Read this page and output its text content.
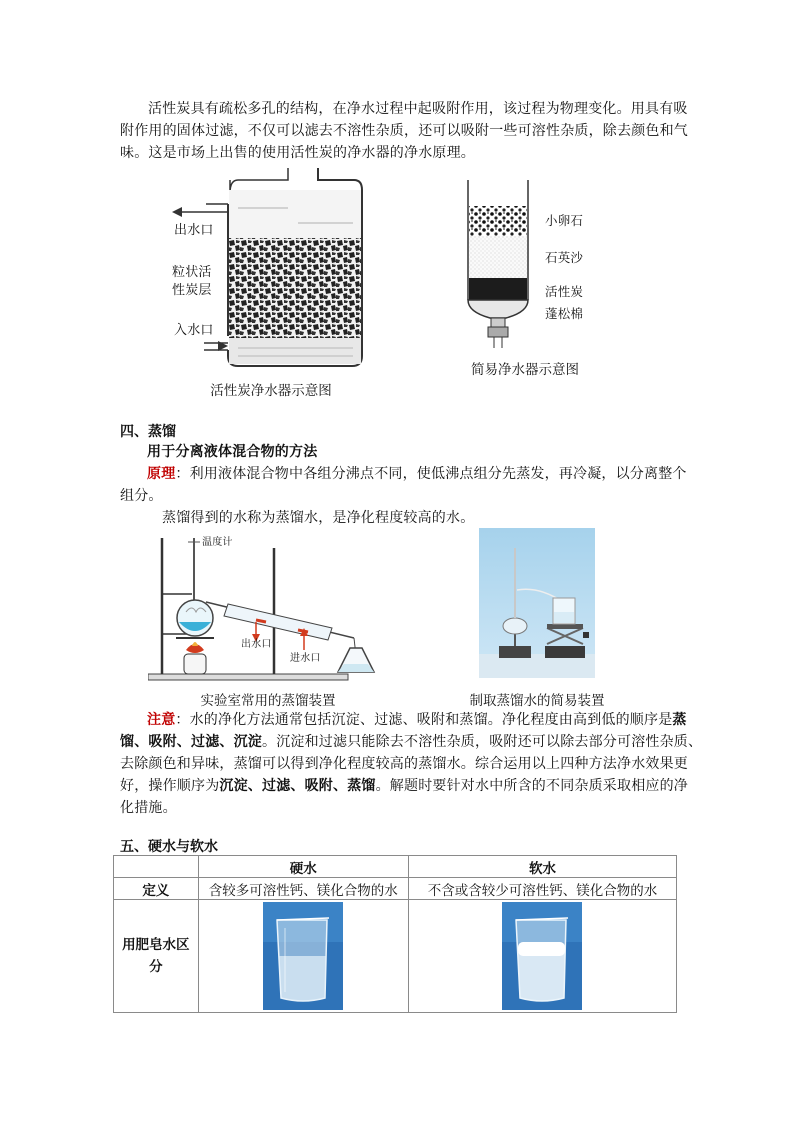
活性炭具有疏松多孔的结构，在净水过程中起吸附作用，该过程为物理变化。用具有吸
附作用的固体过滤，不仅可以滤去不溶性杂质，还可以吸附一些可溶性杂质，除去颜色和气
味。这是市场上出售的使用活性炭的净水器的净水原理。
出水口
粒状活
性炭层
入水口
活性炭净水器示意图
小卵石
石英沙
活性炭
蓬松棉
简易净水器示意图
四、蒸馏
用于分离液体混合物的方法
原理：利用液体混合物中各组分沸点不同，使低沸点组分先蒸发，再冷凝，以分离整个
组分。
蒸馏得到的水称为蒸馏水，是净化程度较高的水。
温度计
出水口
进水口
实验室常用的蒸馏装置	制取蒸馏水的简易装置
注意：水的净化方法通常包括沉淀、过滤、吸附和蒸馏。净化程度由高到低的顺序是蒸
馏、吸附、过滤、沉淀。沉淀和过滤只能除去不溶性杂质，吸附还可以除去部分可溶性杂质、
去除颜色和异味，蒸馏可以得到净化程度较高的蒸馏水。综合运用以上四种方法净水效果更
好，操作顺序为沉淀、过滤、吸附、蒸馏。解题时要针对水中所含的不同杂质采取相应的净
化措施。
五、硬水与软水
	硬水	软水
定义	含较多可溶性钙、镁化合物的水	不含或含较少可溶性钙、镁化合物的水

用肥皂水区
分
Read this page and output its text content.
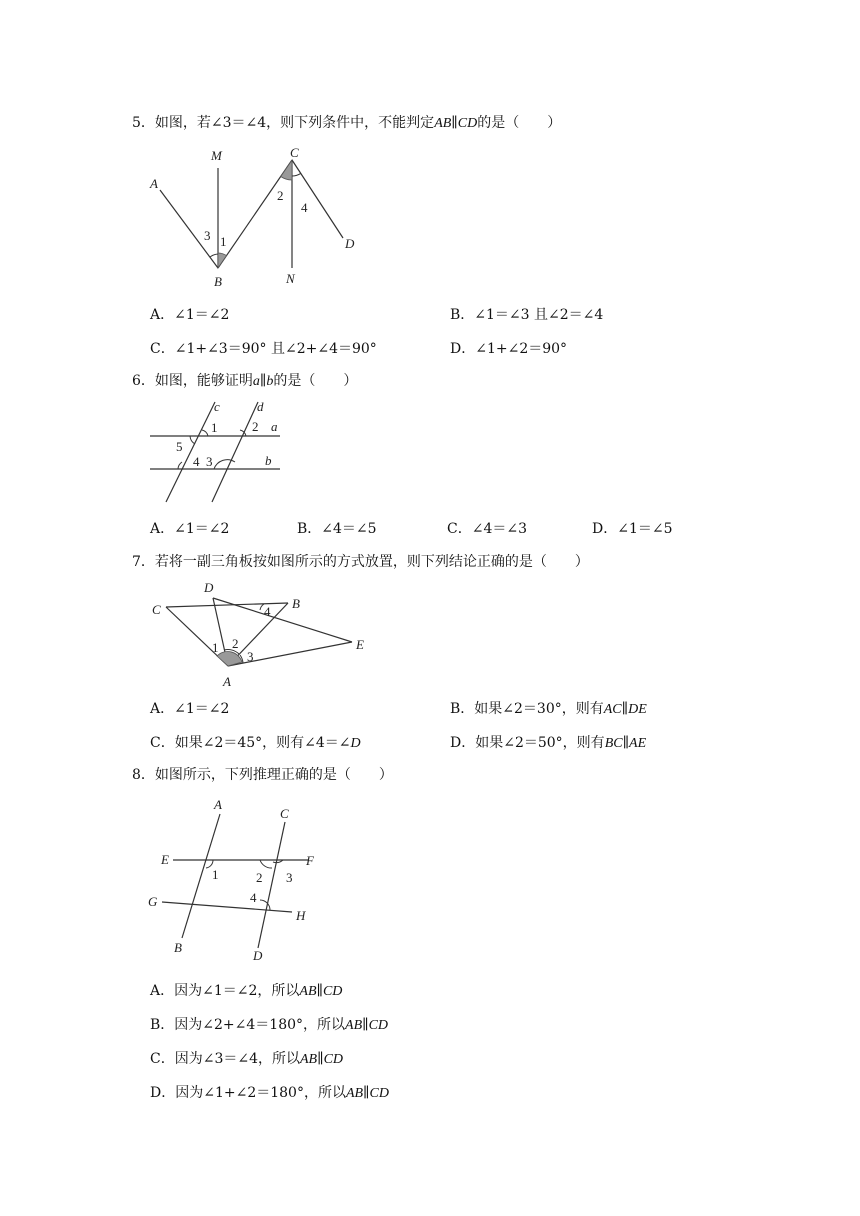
5．如图，若∠3＝∠4，则下列条件中，不能判定AB∥CD的是（　　）
A
M	C
D
B	N
1
2
3
4
A．∠1＝∠2	B．∠1＝∠3 且∠2＝∠4
C．∠1+∠3＝90° 且∠2+∠4＝90°	D．∠1+∠2＝90°
6．如图，能够证明a∥b的是（　　）
c	d
a
b
1	2
3
4
5
A．∠1＝∠2	B．∠4＝∠5	C．∠4＝∠3	D．∠1＝∠5
7．若将一副三角板按如图所示的方式放置，则下列结论正确的是（　　）
D
B
C
E
A
1 2
3
4
A．∠1＝∠2	B．如果∠2＝30°，则有AC∥DE
C．如果∠2＝45°，则有∠4＝∠D	D．如果∠2＝50°，则有BC∥AE
8．如图所示，下列推理正确的是（　　）
A
C
E	F
G
H
B
D
1	2 3
4
A．因为∠1＝∠2，所以AB∥CD
B．因为∠2+∠4＝180°，所以AB∥CD
C．因为∠3＝∠4，所以AB∥CD
D．因为∠1+∠2＝180°，所以AB∥CD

==================================================

_Written problem_. Omit the pictures. Output every record above word for word.

_Correct response_.
Read this page and output its text content.
活性炭具有疏松多孔的结构，在净水过程中起吸附作用，该过程为物理变化。用具有吸
附作用的固体过滤，不仅可以滤去不溶性杂质，还可以吸附一些可溶性杂质，除去颜色和气
味。这是市场上出售的使用活性炭的净水器的净水原理。
出水口
粒状活
性炭层
入水口
活性炭净水器示意图
小卵石
石英沙
活性炭
蓬松棉
简易净水器示意图
四、蒸馏
用于分离液体混合物的方法
原理：利用液体混合物中各组分沸点不同，使低沸点组分先蒸发，再冷凝，以分离整个
组分。
蒸馏得到的水称为蒸馏水，是净化程度较高的水。
温度计
出水口
进水口
实验室常用的蒸馏装置	制取蒸馏水的简易装置
注意：水的净化方法通常包括沉淀、过滤、吸附和蒸馏。净化程度由高到低的顺序是蒸
馏、吸附、过滤、沉淀。沉淀和过滤只能除去不溶性杂质，吸附还可以除去部分可溶性杂质、
去除颜色和异味，蒸馏可以得到净化程度较高的蒸馏水。综合运用以上四种方法净水效果更
好，操作顺序为沉淀、过滤、吸附、蒸馏。解题时要针对水中所含的不同杂质采取相应的净
化措施。
五、硬水与软水
	硬水	软水
定义	含较多可溶性钙、镁化合物的水	不含或含较少可溶性钙、镁化合物的水

用肥皂水区
分
Read this page and output its text content.
5．如图，若∠3＝∠4，则下列条件中，不能判定AB∥CD的是（　　）
A
M	C
D
B	N
1
2
3
4
A．∠1＝∠2	B．∠1＝∠3 且∠2＝∠4
C．∠1+∠3＝90° 且∠2+∠4＝90°	D．∠1+∠2＝90°
6．如图，能够证明a∥b的是（　　）
c	d
a
b
1	2
3
4
5
A．∠1＝∠2	B．∠4＝∠5	C．∠4＝∠3	D．∠1＝∠5
7．若将一副三角板按如图所示的方式放置，则下列结论正确的是（　　）
D
B
C
E
A
1 2
3
4
A．∠1＝∠2	B．如果∠2＝30°，则有AC∥DE
C．如果∠2＝45°，则有∠4＝∠D	D．如果∠2＝50°，则有BC∥AE
8．如图所示，下列推理正确的是（　　）
A
C
E	F
G
H
B
D
1	2 3
4
A．因为∠1＝∠2，所以AB∥CD
B．因为∠2+∠4＝180°，所以AB∥CD
C．因为∠3＝∠4，所以AB∥CD
D．因为∠1+∠2＝180°，所以AB∥CD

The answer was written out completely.